American Airlines Says Stats Show They’ve Got Their Operation Back In Order

In a note Tuesday morning, Senior Vice President David Seymour congratulated employees on the airline’s “best-ever performance for both the holiday peak travel period and the entire fourth quarter of 2019.”

Peak holiday (December 18 – January 6):

  • “D0” 64.35
  • On-time arrivals (A-14) 78.4%
  • Completion factor 99%

He called the fourth quarter of 2019 American’s “strongest operational quarter on record” with “highest or second-highest results across the board for a quarter for combined mainline and regional CF, turn performance (T-0) and A-14.”

American had 15 days during the year with no mainline flight cancellations. Eight of those days were in December, including December 30 and 31. Six of the 15 days took place during peak Thanksgiving and Christmas holiday periods.

MATERIALS PROVIDED

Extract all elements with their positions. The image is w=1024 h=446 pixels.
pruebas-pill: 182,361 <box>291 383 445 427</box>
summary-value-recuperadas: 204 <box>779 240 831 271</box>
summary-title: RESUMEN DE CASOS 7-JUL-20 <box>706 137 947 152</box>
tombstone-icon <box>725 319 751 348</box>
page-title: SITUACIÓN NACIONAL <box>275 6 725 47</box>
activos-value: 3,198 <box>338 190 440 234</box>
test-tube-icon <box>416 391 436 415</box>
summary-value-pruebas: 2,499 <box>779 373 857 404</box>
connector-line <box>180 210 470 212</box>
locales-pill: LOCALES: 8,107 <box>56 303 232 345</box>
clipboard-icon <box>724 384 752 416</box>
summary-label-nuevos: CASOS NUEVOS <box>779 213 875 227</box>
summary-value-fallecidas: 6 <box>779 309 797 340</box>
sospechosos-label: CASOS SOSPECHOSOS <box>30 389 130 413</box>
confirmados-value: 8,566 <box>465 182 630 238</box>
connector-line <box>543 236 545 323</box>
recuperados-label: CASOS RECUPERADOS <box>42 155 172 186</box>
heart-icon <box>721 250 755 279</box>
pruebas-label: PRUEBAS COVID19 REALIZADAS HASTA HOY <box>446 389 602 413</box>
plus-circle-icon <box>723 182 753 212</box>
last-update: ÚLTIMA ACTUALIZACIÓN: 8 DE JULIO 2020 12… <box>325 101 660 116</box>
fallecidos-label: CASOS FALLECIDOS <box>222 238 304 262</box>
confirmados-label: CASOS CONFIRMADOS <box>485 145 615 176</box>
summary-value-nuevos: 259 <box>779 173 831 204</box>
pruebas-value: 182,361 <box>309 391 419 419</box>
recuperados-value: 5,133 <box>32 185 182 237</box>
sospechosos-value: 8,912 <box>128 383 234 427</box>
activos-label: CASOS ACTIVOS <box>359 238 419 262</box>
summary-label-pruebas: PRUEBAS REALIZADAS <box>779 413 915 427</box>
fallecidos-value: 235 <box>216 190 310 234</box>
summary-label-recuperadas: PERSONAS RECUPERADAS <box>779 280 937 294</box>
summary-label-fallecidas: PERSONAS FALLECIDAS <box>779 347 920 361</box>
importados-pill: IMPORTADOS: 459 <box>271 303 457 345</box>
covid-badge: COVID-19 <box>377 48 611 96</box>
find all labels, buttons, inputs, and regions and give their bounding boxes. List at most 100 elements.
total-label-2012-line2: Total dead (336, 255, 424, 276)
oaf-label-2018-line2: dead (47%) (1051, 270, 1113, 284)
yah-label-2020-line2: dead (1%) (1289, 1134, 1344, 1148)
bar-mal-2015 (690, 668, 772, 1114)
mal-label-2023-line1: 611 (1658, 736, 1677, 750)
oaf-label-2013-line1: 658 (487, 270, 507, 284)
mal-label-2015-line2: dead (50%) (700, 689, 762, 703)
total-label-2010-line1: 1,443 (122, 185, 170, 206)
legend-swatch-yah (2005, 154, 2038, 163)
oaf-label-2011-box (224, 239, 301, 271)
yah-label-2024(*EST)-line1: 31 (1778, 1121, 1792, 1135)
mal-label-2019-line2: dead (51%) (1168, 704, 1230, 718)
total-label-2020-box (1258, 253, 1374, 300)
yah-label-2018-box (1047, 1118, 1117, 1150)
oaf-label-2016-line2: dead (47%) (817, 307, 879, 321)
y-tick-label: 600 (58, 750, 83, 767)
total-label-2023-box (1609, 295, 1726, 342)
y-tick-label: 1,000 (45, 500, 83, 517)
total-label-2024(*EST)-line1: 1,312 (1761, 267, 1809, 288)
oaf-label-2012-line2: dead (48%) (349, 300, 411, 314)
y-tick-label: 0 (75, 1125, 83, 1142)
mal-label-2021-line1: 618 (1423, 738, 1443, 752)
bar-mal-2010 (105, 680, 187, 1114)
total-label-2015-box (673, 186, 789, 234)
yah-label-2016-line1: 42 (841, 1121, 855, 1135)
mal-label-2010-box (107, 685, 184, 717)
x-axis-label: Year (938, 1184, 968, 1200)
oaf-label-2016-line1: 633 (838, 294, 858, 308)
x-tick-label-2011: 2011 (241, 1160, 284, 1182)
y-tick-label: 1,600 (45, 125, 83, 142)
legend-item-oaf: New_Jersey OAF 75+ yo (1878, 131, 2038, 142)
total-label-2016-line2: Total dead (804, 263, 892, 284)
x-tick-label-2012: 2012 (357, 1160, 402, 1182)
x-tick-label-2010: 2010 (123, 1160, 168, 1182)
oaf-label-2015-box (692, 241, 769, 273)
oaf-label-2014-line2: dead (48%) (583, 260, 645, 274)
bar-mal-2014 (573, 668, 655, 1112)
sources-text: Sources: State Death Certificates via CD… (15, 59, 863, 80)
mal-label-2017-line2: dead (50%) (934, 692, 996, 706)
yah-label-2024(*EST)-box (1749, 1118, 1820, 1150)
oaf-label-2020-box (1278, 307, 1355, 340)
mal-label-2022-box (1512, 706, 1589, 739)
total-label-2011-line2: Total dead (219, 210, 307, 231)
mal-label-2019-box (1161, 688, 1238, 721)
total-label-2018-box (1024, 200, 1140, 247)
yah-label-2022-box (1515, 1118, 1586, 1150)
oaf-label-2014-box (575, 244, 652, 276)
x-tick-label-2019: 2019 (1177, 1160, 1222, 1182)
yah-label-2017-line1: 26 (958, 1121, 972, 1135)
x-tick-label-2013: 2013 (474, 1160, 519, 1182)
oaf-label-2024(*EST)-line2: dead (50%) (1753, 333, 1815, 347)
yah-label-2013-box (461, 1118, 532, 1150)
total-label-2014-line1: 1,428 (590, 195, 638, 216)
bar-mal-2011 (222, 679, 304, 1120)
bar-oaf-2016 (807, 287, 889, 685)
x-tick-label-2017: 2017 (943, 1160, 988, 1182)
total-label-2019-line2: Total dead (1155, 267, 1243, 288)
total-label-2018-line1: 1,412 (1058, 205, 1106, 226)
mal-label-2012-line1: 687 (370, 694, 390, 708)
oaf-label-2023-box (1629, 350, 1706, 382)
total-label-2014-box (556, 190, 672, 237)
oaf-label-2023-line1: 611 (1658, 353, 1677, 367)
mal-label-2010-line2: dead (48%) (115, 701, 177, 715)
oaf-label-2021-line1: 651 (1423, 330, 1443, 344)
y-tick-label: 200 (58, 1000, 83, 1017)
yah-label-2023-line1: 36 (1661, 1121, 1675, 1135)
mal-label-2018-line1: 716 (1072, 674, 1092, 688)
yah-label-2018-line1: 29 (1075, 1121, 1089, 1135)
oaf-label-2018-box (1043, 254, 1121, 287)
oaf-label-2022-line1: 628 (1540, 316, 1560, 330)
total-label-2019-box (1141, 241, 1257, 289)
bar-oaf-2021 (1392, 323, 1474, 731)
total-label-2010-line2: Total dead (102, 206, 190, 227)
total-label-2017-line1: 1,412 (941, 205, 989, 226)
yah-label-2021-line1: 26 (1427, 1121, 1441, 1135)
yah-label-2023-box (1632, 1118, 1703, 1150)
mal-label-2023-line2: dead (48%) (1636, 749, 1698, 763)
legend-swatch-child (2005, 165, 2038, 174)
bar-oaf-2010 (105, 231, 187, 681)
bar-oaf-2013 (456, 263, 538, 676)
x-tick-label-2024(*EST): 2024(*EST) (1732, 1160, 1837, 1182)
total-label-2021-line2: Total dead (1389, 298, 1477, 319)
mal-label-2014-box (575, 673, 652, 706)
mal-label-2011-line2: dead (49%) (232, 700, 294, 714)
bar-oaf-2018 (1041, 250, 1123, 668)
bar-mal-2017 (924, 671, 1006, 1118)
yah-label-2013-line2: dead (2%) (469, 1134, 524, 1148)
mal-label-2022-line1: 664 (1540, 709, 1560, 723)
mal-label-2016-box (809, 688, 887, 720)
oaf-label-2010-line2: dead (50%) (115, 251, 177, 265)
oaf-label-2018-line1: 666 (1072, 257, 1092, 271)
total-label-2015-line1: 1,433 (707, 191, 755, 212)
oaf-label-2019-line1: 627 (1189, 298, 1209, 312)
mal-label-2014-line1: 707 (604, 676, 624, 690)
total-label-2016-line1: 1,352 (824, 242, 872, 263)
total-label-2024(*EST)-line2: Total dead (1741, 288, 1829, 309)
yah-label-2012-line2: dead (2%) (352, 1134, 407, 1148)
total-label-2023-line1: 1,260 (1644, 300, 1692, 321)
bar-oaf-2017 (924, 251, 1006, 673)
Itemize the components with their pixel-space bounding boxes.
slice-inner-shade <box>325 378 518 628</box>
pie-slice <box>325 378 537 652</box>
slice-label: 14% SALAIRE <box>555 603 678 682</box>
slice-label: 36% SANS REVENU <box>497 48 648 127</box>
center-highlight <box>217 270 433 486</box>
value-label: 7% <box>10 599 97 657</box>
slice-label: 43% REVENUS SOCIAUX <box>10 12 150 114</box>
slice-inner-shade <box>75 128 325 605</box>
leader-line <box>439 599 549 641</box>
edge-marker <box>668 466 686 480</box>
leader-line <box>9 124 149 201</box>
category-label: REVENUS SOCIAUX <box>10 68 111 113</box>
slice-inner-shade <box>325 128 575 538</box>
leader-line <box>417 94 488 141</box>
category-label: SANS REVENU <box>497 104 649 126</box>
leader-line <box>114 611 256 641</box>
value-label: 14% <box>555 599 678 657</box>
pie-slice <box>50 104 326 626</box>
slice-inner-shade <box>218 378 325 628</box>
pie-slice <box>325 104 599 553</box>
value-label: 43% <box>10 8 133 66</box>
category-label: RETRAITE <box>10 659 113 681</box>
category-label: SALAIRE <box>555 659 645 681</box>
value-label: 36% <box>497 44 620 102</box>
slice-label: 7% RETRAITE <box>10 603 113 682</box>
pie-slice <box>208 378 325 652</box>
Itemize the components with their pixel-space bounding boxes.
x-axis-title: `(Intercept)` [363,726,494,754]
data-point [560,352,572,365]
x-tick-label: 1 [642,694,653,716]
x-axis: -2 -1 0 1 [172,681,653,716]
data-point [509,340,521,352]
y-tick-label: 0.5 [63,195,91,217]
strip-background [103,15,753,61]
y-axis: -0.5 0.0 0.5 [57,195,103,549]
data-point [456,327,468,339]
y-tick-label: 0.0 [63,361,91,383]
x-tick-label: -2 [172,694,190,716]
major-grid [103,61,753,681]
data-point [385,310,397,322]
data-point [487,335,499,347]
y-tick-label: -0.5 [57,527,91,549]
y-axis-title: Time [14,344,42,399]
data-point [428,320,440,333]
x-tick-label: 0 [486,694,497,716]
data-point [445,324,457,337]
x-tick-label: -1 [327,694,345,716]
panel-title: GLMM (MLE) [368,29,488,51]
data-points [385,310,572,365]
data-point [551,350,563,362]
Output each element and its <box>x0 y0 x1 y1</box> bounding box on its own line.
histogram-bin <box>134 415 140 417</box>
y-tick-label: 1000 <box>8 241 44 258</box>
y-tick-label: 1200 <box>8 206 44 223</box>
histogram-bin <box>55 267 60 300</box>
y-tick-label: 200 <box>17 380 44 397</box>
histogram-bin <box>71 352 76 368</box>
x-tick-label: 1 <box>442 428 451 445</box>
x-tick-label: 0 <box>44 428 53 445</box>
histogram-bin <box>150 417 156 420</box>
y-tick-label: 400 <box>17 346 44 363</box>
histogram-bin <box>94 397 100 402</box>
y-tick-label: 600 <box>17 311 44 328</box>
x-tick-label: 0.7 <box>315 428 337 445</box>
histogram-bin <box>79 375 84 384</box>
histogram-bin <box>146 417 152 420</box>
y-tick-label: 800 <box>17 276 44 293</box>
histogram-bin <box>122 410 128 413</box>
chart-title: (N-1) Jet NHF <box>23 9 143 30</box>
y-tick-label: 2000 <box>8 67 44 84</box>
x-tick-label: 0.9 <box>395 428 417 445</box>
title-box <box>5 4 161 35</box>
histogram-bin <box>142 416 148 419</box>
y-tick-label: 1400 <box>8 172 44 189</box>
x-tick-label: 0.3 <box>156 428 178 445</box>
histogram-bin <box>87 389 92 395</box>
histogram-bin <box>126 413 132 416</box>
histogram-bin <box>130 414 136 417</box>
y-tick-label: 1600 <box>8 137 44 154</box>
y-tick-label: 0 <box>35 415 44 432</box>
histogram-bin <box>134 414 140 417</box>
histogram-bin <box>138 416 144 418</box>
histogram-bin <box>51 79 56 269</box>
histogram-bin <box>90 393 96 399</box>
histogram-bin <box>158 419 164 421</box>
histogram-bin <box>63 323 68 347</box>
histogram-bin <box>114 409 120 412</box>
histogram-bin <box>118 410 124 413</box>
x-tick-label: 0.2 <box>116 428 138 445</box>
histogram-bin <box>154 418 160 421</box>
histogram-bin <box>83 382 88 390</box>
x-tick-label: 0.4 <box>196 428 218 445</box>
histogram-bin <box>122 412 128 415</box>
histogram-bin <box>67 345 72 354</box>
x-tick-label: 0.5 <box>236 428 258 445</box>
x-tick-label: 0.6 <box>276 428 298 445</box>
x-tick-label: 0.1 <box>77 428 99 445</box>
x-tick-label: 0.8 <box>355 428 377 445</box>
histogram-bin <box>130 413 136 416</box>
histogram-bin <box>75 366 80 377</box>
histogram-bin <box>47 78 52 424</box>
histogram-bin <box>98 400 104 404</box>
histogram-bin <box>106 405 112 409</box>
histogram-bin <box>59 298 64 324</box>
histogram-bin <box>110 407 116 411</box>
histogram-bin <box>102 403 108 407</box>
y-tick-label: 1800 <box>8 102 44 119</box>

WHAT YOU NEED TO DO
1: Retype the rows word for word, starting at the first row and going on through the row that contains "total-label-2012-line2: Total dead".
2: Extend the article on American Airlines' operations past its final sentence.
The article on American Airlines' operations and the rows come from unrelated sources.

TASK ANSWERS
1:
Extract all elements with their positions. The image is w=1024 h=446 pixels.
pruebas-pill: 182,361 <box>291 383 445 427</box>
summary-value-recuperadas: 204 <box>779 240 831 271</box>
summary-title: RESUMEN DE CASOS 7-JUL-20 <box>706 137 947 152</box>
tombstone-icon <box>725 319 751 348</box>
page-title: SITUACIÓN NACIONAL <box>275 6 725 47</box>
activos-value: 3,198 <box>338 190 440 234</box>
test-tube-icon <box>416 391 436 415</box>
summary-value-pruebas: 2,499 <box>779 373 857 404</box>
connector-line <box>180 210 470 212</box>
locales-pill: LOCALES: 8,107 <box>56 303 232 345</box>
clipboard-icon <box>724 384 752 416</box>
summary-label-nuevos: CASOS NUEVOS <box>779 213 875 227</box>
summary-value-fallecidas: 6 <box>779 309 797 340</box>
sospechosos-label: CASOS SOSPECHOSOS <box>30 389 130 413</box>
confirmados-value: 8,566 <box>465 182 630 238</box>
connector-line <box>543 236 545 323</box>
recuperados-label: CASOS RECUPERADOS <box>42 155 172 186</box>
heart-icon <box>721 250 755 279</box>
pruebas-label: PRUEBAS COVID19 REALIZADAS HASTA HOY <box>446 389 602 413</box>
plus-circle-icon <box>723 182 753 212</box>
last-update: ÚLTIMA ACTUALIZACIÓN: 8 DE JULIO 2020 12… <box>325 101 660 116</box>
fallecidos-label: CASOS FALLECIDOS <box>222 238 304 262</box>
confirmados-label: CASOS CONFIRMADOS <box>485 145 615 176</box>
summary-value-nuevos: 259 <box>779 173 831 204</box>
pruebas-value: 182,361 <box>309 391 419 419</box>
recuperados-value: 5,133 <box>32 185 182 237</box>
sospechosos-value: 8,912 <box>128 383 234 427</box>
activos-label: CASOS ACTIVOS <box>359 238 419 262</box>
summary-label-pruebas: PRUEBAS REALIZADAS <box>779 413 915 427</box>
fallecidos-value: 235 <box>216 190 310 234</box>
summary-label-recuperadas: PERSONAS RECUPERADAS <box>779 280 937 294</box>
summary-label-fallecidas: PERSONAS FALLECIDAS <box>779 347 920 361</box>
importados-pill: IMPORTADOS: 459 <box>271 303 457 345</box>
covid-badge: COVID-19 <box>377 48 611 96</box>
find all labels, buttons, inputs, and regions and give their bounding boxes. List at most 100 elements.
total-label-2012-line2: Total dead (336, 255, 424, 276)

2:
Seymour attributed much of this to an end to the mechanics’ work slowdown, though not in so many words. The airline argued much of its summer problems stemmed from beginning each day with far more planes out of service than usual. That’s no longer the case,

Having fewer aircraft out of service after the challenges of this past summer was a driving factor in our improved performance. With more serviceable aircraft at the start of and throughout the operating day, more flights departed and arrived on time, fewer flights were cancelled and there were fewer disruptions to our customers’ travels. On Dec. 24, we marked our lowest number of aircraft out of service (AOS) at the start of the day since the merger — only 13 — and December was our best-ever performance month in terms of AOS.

American still hasn’t come to terms on a new contract with its mechanics, though negotiations resume next week. They’re now negotiating with flight attendants and pilots as well, so all of their three largest labor groups present risk to the carrier. However a strong court ruling against mechanics seemed to get them back to work, and may help prevent job actions from other work groups as well.

Past performance is no guarantee of future results, as they say. And American’s performance hasn’t been industry-leading. But hopefully they’re past where you needed to actively avoid flying them, as was the case last summer.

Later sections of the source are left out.